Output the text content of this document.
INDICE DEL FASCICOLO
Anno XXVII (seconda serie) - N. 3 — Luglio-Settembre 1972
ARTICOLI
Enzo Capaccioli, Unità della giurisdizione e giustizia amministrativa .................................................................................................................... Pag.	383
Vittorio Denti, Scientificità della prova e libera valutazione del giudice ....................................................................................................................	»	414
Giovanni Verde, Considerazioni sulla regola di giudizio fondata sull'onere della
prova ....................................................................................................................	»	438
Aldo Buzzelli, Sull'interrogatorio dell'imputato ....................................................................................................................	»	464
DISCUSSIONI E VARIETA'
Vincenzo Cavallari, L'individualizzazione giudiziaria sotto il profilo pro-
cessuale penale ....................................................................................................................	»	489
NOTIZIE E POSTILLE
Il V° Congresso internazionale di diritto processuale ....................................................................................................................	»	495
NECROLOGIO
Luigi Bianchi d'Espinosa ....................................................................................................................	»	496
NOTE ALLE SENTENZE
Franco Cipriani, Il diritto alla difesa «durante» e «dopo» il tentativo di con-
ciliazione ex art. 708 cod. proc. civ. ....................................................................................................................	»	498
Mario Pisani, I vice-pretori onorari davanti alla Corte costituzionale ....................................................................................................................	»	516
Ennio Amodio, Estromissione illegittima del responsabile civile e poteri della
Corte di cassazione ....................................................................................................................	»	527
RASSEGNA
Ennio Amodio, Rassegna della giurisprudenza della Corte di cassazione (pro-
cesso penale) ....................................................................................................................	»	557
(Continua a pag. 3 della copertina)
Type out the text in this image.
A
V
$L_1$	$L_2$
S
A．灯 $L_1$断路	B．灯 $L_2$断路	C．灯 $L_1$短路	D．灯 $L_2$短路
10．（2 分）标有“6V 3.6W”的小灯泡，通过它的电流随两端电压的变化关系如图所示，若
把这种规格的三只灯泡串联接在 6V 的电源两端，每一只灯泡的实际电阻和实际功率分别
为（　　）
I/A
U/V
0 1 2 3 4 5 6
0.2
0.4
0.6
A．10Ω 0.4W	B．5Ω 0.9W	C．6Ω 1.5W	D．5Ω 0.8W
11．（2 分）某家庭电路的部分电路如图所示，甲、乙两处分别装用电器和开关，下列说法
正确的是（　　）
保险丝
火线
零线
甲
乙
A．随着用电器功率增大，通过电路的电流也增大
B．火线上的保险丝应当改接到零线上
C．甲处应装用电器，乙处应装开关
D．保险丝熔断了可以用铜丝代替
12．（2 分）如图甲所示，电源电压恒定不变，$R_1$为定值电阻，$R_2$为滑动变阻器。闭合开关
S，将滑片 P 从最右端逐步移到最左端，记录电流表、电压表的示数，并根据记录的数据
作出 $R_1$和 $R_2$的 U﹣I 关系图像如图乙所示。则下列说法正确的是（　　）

++++++++++

WHAT IS REQUIRED: Nothing but a number is needed here: how many lines hold the string "prova"?

SOLUTION FOR THIS TASK: 2